WRITTEN INSTRUCTION: All of the records listed below should be retyped exactly.

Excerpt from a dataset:
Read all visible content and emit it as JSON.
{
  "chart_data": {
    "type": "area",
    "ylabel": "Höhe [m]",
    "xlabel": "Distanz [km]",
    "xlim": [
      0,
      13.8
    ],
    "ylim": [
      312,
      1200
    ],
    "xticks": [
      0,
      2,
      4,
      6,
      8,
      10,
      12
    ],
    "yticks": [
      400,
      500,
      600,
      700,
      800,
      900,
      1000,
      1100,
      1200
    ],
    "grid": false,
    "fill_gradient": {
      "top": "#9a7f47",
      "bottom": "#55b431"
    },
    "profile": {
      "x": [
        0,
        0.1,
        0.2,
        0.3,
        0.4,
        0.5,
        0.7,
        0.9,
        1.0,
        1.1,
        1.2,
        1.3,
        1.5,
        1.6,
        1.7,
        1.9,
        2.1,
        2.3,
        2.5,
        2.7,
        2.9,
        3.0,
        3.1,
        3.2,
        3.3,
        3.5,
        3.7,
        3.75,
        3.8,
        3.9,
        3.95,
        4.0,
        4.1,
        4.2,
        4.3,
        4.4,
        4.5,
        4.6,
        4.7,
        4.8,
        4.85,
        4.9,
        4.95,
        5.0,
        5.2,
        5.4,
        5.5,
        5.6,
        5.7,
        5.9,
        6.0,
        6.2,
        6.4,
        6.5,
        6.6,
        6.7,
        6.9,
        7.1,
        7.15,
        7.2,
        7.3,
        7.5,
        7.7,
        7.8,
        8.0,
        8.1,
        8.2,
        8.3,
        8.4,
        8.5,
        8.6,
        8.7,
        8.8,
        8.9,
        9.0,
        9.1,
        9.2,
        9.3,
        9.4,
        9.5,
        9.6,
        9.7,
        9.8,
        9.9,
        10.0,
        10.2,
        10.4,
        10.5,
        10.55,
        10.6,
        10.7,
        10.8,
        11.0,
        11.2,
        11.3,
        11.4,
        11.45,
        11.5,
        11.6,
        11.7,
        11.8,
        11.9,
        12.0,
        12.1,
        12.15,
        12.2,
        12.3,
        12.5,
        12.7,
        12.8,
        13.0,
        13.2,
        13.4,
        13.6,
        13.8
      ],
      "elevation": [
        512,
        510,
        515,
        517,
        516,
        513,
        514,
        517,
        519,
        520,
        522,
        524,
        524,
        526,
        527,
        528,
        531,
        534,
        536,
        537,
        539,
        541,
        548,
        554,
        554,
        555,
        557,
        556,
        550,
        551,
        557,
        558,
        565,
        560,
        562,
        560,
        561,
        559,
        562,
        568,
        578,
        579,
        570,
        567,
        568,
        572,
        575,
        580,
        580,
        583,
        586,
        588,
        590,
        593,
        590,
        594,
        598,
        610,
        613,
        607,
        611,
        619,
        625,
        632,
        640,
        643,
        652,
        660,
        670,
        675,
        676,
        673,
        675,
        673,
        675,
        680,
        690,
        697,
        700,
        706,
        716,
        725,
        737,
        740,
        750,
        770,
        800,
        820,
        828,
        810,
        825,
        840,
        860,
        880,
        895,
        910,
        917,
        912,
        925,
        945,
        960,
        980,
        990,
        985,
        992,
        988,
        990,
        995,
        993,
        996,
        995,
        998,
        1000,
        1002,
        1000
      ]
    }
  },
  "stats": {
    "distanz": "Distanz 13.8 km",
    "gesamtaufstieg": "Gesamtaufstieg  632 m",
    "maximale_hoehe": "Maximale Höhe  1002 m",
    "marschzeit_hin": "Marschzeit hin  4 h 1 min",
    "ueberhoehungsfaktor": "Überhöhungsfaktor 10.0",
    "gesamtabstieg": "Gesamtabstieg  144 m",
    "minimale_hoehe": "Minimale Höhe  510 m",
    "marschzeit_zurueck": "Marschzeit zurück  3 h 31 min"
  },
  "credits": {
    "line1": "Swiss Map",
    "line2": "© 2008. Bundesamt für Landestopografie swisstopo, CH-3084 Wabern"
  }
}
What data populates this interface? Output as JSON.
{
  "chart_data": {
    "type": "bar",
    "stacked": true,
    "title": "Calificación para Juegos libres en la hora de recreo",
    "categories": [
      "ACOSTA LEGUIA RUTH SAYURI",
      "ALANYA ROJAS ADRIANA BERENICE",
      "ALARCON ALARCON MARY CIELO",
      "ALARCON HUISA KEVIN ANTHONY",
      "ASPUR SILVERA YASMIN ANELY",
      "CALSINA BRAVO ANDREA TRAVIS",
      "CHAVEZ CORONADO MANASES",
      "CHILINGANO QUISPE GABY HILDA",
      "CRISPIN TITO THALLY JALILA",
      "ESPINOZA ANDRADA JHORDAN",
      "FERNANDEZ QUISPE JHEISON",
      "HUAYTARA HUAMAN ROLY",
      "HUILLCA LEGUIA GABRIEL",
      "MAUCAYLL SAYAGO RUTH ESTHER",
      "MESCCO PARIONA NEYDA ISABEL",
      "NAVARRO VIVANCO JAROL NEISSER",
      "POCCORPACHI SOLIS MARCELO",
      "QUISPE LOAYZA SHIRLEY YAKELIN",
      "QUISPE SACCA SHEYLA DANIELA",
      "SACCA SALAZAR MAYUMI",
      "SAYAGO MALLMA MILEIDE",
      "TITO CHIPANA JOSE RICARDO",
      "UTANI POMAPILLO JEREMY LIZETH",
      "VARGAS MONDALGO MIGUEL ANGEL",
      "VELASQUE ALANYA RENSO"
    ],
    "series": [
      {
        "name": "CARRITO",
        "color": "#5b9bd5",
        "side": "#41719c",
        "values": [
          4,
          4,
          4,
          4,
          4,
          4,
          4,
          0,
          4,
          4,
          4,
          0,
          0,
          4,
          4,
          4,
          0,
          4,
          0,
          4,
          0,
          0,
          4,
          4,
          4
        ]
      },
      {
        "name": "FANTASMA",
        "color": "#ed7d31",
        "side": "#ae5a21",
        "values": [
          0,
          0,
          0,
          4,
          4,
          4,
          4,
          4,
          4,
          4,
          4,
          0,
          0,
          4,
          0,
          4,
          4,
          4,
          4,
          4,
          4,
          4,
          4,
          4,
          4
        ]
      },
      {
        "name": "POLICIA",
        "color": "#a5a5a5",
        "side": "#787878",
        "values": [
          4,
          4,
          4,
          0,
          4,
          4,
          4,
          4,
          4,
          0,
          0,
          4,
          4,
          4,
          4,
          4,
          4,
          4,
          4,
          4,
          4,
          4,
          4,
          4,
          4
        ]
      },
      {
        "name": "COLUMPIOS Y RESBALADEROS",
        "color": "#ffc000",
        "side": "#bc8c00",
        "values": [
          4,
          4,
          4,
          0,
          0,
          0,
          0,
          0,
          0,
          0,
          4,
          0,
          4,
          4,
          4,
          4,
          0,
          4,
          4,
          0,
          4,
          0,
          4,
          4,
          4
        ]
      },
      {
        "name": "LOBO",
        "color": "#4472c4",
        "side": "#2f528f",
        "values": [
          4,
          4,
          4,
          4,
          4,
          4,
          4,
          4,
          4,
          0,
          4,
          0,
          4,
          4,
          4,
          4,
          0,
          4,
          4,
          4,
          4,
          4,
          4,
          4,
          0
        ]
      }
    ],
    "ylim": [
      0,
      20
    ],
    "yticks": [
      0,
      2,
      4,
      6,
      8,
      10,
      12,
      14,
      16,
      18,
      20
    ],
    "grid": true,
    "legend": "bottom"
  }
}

PROBLEM SOLUTION:
Read all visible content and emit it as JSON.
{
  "chart_data": {
    "type": "area",
    "ylabel": "Höhe [m]",
    "xlabel": "Distanz [km]",
    "xlim": [
      0,
      13.8
    ],
    "ylim": [
      312,
      1200
    ],
    "xticks": [
      0,
      2,
      4,
      6,
      8,
      10,
      12
    ],
    "yticks": [
      400,
      500,
      600,
      700,
      800,
      900,
      1000,
      1100,
      1200
    ],
    "grid": false,
    "fill_gradient": {
      "top": "#9a7f47",
      "bottom": "#55b431"
    },
    "profile": {
      "x": [
        0,
        0.1,
        0.2,
        0.3,
        0.4,
        0.5,
        0.7,
        0.9,
        1.0,
        1.1,
        1.2,
        1.3,
        1.5,
        1.6,
        1.7,
        1.9,
        2.1,
        2.3,
        2.5,
        2.7,
        2.9,
        3.0,
        3.1,
        3.2,
        3.3,
        3.5,
        3.7,
        3.75,
        3.8,
        3.9,
        3.95,
        4.0,
        4.1,
        4.2,
        4.3,
        4.4,
        4.5,
        4.6,
        4.7,
        4.8,
        4.85,
        4.9,
        4.95,
        5.0,
        5.2,
        5.4,
        5.5,
        5.6,
        5.7,
        5.9,
        6.0,
        6.2,
        6.4,
        6.5,
        6.6,
        6.7,
        6.9,
        7.1,
        7.15,
        7.2,
        7.3,
        7.5,
        7.7,
        7.8,
        8.0,
        8.1,
        8.2,
        8.3,
        8.4,
        8.5,
        8.6,
        8.7,
        8.8,
        8.9,
        9.0,
        9.1,
        9.2,
        9.3,
        9.4,
        9.5,
        9.6,
        9.7,
        9.8,
        9.9,
        10.0,
        10.2,
        10.4,
        10.5,
        10.55,
        10.6,
        10.7,
        10.8,
        11.0,
        11.2,
        11.3,
        11.4,
        11.45,
        11.5,
        11.6,
        11.7,
        11.8,
        11.9,
        12.0,
        12.1,
        12.15,
        12.2,
        12.3,
        12.5,
        12.7,
        12.8,
        13.0,
        13.2,
        13.4,
        13.6,
        13.8
      ],
      "elevation": [
        512,
        510,
        515,
        517,
        516,
        513,
        514,
        517,
        519,
        520,
        522,
        524,
        524,
        526,
        527,
        528,
        531,
        534,
        536,
        537,
        539,
        541,
        548,
        554,
        554,
        555,
        557,
        556,
        550,
        551,
        557,
        558,
        565,
        560,
        562,
        560,
        561,
        559,
        562,
        568,
        578,
        579,
        570,
        567,
        568,
        572,
        575,
        580,
        580,
        583,
        586,
        588,
        590,
        593,
        590,
        594,
        598,
        610,
        613,
        607,
        611,
        619,
        625,
        632,
        640,
        643,
        652,
        660,
        670,
        675,
        676,
        673,
        675,
        673,
        675,
        680,
        690,
        697,
        700,
        706,
        716,
        725,
        737,
        740,
        750,
        770,
        800,
        820,
        828,
        810,
        825,
        840,
        860,
        880,
        895,
        910,
        917,
        912,
        925,
        945,
        960,
        980,
        990,
        985,
        992,
        988,
        990,
        995,
        993,
        996,
        995,
        998,
        1000,
        1002,
        1000
      ]
    }
  },
  "stats": {
    "distanz": "Distanz 13.8 km",
    "gesamtaufstieg": "Gesamtaufstieg  632 m",
    "maximale_hoehe": "Maximale Höhe  1002 m",
    "marschzeit_hin": "Marschzeit hin  4 h 1 min",
    "ueberhoehungsfaktor": "Überhöhungsfaktor 10.0",
    "gesamtabstieg": "Gesamtabstieg  144 m",
    "minimale_hoehe": "Minimale Höhe  510 m",
    "marschzeit_zurueck": "Marschzeit zurück  3 h 31 min"
  },
  "credits": {
    "line1": "Swiss Map",
    "line2": "© 2008. Bundesamt für Landestopografie swisstopo, CH-3084 Wabern"
  }
}
What data populates this interface? Output as JSON.
{
  "chart_data": {
    "type": "bar",
    "stacked": true,
    "title": "Calificación para Juegos libres en la hora de recreo",
    "categories": [
      "ACOSTA LEGUIA RUTH SAYURI",
      "ALANYA ROJAS ADRIANA BERENICE",
      "ALARCON ALARCON MARY CIELO",
      "ALARCON HUISA KEVIN ANTHONY",
      "ASPUR SILVERA YASMIN ANELY",
      "CALSINA BRAVO ANDREA TRAVIS",
      "CHAVEZ CORONADO MANASES",
      "CHILINGANO QUISPE GABY HILDA",
      "CRISPIN TITO THALLY JALILA",
      "ESPINOZA ANDRADA JHORDAN",
      "FERNANDEZ QUISPE JHEISON",
      "HUAYTARA HUAMAN ROLY",
      "HUILLCA LEGUIA GABRIEL",
      "MAUCAYLL SAYAGO RUTH ESTHER",
      "MESCCO PARIONA NEYDA ISABEL",
      "NAVARRO VIVANCO JAROL NEISSER",
      "POCCORPACHI SOLIS MARCELO",
      "QUISPE LOAYZA SHIRLEY YAKELIN",
      "QUISPE SACCA SHEYLA DANIELA",
      "SACCA SALAZAR MAYUMI",
      "SAYAGO MALLMA MILEIDE",
      "TITO CHIPANA JOSE RICARDO",
      "UTANI POMAPILLO JEREMY LIZETH",
      "VARGAS MONDALGO MIGUEL ANGEL",
      "VELASQUE ALANYA RENSO"
    ],
    "series": [
      {
        "name": "CARRITO",
        "color": "#5b9bd5",
        "side": "#41719c",
        "values": [
          4,
          4,
          4,
          4,
          4,
          4,
          4,
          0,
          4,
          4,
          4,
          0,
          0,
          4,
          4,
          4,
          0,
          4,
          0,
          4,
          0,
          0,
          4,
          4,
          4
        ]
      },
      {
        "name": "FANTASMA",
        "color": "#ed7d31",
        "side": "#ae5a21",
        "values": [
          0,
          0,
          0,
          4,
          4,
          4,
          4,
          4,
          4,
          4,
          4,
          0,
          0,
          4,
          0,
          4,
          4,
          4,
          4,
          4,
          4,
          4,
          4,
          4,
          4
        ]
      },
      {
        "name": "POLICIA",
        "color": "#a5a5a5",
        "side": "#787878",
        "values": [
          4,
          4,
          4,
          0,
          4,
          4,
          4,
          4,
          4,
          0,
          0,
          4,
          4,
          4,
          4,
          4,
          4,
          4,
          4,
          4,
          4,
          4,
          4,
          4,
          4
        ]
      },
      {
        "name": "COLUMPIOS Y RESBALADEROS",
        "color": "#ffc000",
        "side": "#bc8c00",
        "values": [
          4,
          4,
          4,
          0,
          0,
          0,
          0,
          0,
          0,
          0,
          4,
          0,
          4,
          4,
          4,
          4,
          0,
          4,
          4,
          0,
          4,
          0,
          4,
          4,
          4
        ]
      },
      {
        "name": "LOBO",
        "color": "#4472c4",
        "side": "#2f528f",
        "values": [
          4,
          4,
          4,
          4,
          4,
          4,
          4,
          4,
          4,
          0,
          4,
          0,
          4,
          4,
          4,
          4,
          0,
          4,
          4,
          4,
          4,
          4,
          4,
          4,
          0
        ]
      }
    ],
    "ylim": [
      0,
      20
    ],
    "yticks": [
      0,
      2,
      4,
      6,
      8,
      10,
      12,
      14,
      16,
      18,
      20
    ],
    "grid": true,
    "legend": "bottom"
  }
}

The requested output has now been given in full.